*JOB*. Set out every line bearing the string "рабочей".

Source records
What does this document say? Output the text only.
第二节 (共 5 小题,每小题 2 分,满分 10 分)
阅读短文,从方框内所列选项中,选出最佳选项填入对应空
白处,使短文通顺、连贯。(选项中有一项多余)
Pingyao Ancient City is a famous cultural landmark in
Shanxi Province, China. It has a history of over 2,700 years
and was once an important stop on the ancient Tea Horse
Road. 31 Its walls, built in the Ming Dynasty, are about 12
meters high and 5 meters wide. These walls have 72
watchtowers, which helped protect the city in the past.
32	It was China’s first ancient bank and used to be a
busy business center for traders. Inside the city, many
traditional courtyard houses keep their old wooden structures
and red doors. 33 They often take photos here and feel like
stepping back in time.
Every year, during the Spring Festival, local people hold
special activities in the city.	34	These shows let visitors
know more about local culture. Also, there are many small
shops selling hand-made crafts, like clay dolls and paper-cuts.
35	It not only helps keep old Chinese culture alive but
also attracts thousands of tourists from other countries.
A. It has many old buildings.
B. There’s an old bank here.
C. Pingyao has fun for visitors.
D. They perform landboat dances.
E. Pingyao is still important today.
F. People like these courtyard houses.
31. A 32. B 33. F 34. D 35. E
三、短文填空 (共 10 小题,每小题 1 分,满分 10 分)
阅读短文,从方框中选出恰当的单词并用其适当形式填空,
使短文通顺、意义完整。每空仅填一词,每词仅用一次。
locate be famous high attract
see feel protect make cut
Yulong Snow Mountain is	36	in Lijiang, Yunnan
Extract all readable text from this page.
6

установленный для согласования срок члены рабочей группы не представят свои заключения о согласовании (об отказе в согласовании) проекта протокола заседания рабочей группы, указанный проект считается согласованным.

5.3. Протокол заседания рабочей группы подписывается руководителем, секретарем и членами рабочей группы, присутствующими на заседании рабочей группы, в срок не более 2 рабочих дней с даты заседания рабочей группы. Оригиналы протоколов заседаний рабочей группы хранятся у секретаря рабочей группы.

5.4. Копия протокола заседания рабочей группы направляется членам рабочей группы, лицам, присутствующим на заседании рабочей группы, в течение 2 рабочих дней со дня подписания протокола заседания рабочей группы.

*RESPONSE*.
установленный для согласования срок члены рабочей группы не представят свои заключения о согласовании (об отказе в согласовании) проекта протокола заседания рабочей группы, указанный проект считается согласованным.
5.3. Протокол заседания рабочей группы подписывается руководителем, секретарем и членами рабочей группы, присутствующими на заседании рабочей группы, в срок не более 2 рабочих дней с даты заседания рабочей группы. Оригиналы протоколов заседаний рабочей группы хранятся у секретаря рабочей группы.
5.4. Копия протокола заседания рабочей группы направляется членам рабочей группы, лицам, присутствующим на заседании рабочей группы, в течение 2 рабочих дней со дня подписания протокола заседания рабочей группы.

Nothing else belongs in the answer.